Supplied material:
★ ★ ★ ★ ★

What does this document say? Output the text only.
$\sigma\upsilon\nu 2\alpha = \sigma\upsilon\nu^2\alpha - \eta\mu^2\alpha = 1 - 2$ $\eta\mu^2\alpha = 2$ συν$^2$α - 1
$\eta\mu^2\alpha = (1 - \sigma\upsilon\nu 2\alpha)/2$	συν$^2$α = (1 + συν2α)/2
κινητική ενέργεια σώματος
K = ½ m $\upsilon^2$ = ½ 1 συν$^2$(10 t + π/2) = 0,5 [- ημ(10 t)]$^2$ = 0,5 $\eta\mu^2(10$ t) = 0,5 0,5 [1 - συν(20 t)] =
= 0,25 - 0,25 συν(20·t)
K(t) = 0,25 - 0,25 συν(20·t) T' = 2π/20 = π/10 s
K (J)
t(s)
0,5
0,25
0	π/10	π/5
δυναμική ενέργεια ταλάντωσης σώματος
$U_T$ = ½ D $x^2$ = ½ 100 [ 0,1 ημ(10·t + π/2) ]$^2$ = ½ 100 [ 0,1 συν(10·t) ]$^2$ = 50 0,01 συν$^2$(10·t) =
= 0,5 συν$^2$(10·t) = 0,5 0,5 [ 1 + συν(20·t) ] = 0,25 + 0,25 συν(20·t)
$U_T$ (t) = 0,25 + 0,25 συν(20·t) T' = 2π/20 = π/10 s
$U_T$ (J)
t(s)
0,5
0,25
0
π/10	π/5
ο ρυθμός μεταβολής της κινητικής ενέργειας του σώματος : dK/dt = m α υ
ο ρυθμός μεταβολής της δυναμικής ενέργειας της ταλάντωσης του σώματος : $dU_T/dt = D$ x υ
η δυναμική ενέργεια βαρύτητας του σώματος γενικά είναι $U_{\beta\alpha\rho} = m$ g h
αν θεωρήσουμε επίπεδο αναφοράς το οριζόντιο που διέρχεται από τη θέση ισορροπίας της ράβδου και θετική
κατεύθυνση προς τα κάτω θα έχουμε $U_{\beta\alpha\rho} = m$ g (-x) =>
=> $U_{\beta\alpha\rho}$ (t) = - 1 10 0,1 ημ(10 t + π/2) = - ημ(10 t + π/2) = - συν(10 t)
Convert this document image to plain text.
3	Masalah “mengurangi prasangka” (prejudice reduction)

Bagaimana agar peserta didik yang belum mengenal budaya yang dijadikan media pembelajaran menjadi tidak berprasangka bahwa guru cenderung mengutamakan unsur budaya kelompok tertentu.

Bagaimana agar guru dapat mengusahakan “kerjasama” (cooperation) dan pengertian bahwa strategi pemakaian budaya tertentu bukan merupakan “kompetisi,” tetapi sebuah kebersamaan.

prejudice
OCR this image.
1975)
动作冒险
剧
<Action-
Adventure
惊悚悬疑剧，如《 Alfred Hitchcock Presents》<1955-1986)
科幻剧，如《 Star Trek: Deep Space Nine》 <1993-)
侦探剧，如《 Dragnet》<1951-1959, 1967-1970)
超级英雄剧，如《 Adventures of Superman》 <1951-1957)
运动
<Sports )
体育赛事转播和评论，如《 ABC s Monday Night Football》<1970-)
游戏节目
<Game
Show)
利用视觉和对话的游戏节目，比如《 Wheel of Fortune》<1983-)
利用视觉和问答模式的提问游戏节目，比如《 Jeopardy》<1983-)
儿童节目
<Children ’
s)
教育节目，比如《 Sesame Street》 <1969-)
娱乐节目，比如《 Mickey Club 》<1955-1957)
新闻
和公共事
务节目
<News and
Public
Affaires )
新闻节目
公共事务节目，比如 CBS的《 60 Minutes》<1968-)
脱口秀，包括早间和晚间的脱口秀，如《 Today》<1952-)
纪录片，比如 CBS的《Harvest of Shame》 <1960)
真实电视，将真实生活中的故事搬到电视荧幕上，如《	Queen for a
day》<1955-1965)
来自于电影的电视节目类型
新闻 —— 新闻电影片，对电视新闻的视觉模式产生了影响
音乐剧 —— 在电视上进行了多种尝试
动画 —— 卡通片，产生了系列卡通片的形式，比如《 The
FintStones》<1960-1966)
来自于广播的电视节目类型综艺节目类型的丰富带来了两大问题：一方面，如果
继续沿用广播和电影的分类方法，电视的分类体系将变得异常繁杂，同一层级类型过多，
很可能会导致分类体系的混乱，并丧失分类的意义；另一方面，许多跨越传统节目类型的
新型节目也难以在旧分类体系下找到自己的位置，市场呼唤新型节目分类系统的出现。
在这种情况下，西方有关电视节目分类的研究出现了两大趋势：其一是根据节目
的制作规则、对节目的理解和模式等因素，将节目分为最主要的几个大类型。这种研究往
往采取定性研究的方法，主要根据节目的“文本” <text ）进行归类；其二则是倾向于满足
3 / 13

★ ★ ★ ★ ★

Exercise description: All of the material above needs to be copied exactly.

Expected output:
What does this document say? Output the text only.
$\sigma\upsilon\nu 2\alpha = \sigma\upsilon\nu^2\alpha - \eta\mu^2\alpha = 1 - 2$ $\eta\mu^2\alpha = 2$ συν$^2$α - 1
$\eta\mu^2\alpha = (1 - \sigma\upsilon\nu 2\alpha)/2$	συν$^2$α = (1 + συν2α)/2
κινητική ενέργεια σώματος
K = ½ m $\upsilon^2$ = ½ 1 συν$^2$(10 t + π/2) = 0,5 [- ημ(10 t)]$^2$ = 0,5 $\eta\mu^2(10$ t) = 0,5 0,5 [1 - συν(20 t)] =
= 0,25 - 0,25 συν(20·t)
K(t) = 0,25 - 0,25 συν(20·t) T' = 2π/20 = π/10 s
K (J)
t(s)
0,5
0,25
0	π/10	π/5
δυναμική ενέργεια ταλάντωσης σώματος
$U_T$ = ½ D $x^2$ = ½ 100 [ 0,1 ημ(10·t + π/2) ]$^2$ = ½ 100 [ 0,1 συν(10·t) ]$^2$ = 50 0,01 συν$^2$(10·t) =
= 0,5 συν$^2$(10·t) = 0,5 0,5 [ 1 + συν(20·t) ] = 0,25 + 0,25 συν(20·t)
$U_T$ (t) = 0,25 + 0,25 συν(20·t) T' = 2π/20 = π/10 s
$U_T$ (J)
t(s)
0,5
0,25
0
π/10	π/5
ο ρυθμός μεταβολής της κινητικής ενέργειας του σώματος : dK/dt = m α υ
ο ρυθμός μεταβολής της δυναμικής ενέργειας της ταλάντωσης του σώματος : $dU_T/dt = D$ x υ
η δυναμική ενέργεια βαρύτητας του σώματος γενικά είναι $U_{\beta\alpha\rho} = m$ g h
αν θεωρήσουμε επίπεδο αναφοράς το οριζόντιο που διέρχεται από τη θέση ισορροπίας της ράβδου και θετική
κατεύθυνση προς τα κάτω θα έχουμε $U_{\beta\alpha\rho} = m$ g (-x) =>
=> $U_{\beta\alpha\rho}$ (t) = - 1 10 0,1 ημ(10 t + π/2) = - ημ(10 t + π/2) = - συν(10 t)
Convert this document image to plain text.
3	Masalah “mengurangi prasangka” (prejudice reduction)

Bagaimana agar peserta didik yang belum mengenal budaya yang dijadikan media pembelajaran menjadi tidak berprasangka bahwa guru cenderung mengutamakan unsur budaya kelompok tertentu.

Bagaimana agar guru dapat mengusahakan “kerjasama” (cooperation) dan pengertian bahwa strategi pemakaian budaya tertentu bukan merupakan “kompetisi,” tetapi sebuah kebersamaan.

prejudice
OCR this image.
1975)
动作冒险
剧
<Action-
Adventure
惊悚悬疑剧，如《 Alfred Hitchcock Presents》<1955-1986)
科幻剧，如《 Star Trek: Deep Space Nine》 <1993-)
侦探剧，如《 Dragnet》<1951-1959, 1967-1970)
超级英雄剧，如《 Adventures of Superman》 <1951-1957)
运动
<Sports )
体育赛事转播和评论，如《 ABC s Monday Night Football》<1970-)
游戏节目
<Game
Show)
利用视觉和对话的游戏节目，比如《 Wheel of Fortune》<1983-)
利用视觉和问答模式的提问游戏节目，比如《 Jeopardy》<1983-)
儿童节目
<Children ’
s)
教育节目，比如《 Sesame Street》 <1969-)
娱乐节目，比如《 Mickey Club 》<1955-1957)
新闻
和公共事
务节目
<News and
Public
Affaires )
新闻节目
公共事务节目，比如 CBS的《 60 Minutes》<1968-)
脱口秀，包括早间和晚间的脱口秀，如《 Today》<1952-)
纪录片，比如 CBS的《Harvest of Shame》 <1960)
真实电视，将真实生活中的故事搬到电视荧幕上，如《	Queen for a
day》<1955-1965)
来自于电影的电视节目类型
新闻 —— 新闻电影片，对电视新闻的视觉模式产生了影响
音乐剧 —— 在电视上进行了多种尝试
动画 —— 卡通片，产生了系列卡通片的形式，比如《 The
FintStones》<1960-1966)
来自于广播的电视节目类型综艺节目类型的丰富带来了两大问题：一方面，如果
继续沿用广播和电影的分类方法，电视的分类体系将变得异常繁杂，同一层级类型过多，
很可能会导致分类体系的混乱，并丧失分类的意义；另一方面，许多跨越传统节目类型的
新型节目也难以在旧分类体系下找到自己的位置，市场呼唤新型节目分类系统的出现。
在这种情况下，西方有关电视节目分类的研究出现了两大趋势：其一是根据节目
的制作规则、对节目的理解和模式等因素，将节目分为最主要的几个大类型。这种研究往
往采取定性研究的方法，主要根据节目的“文本” <text ）进行归类；其二则是倾向于满足
3 / 13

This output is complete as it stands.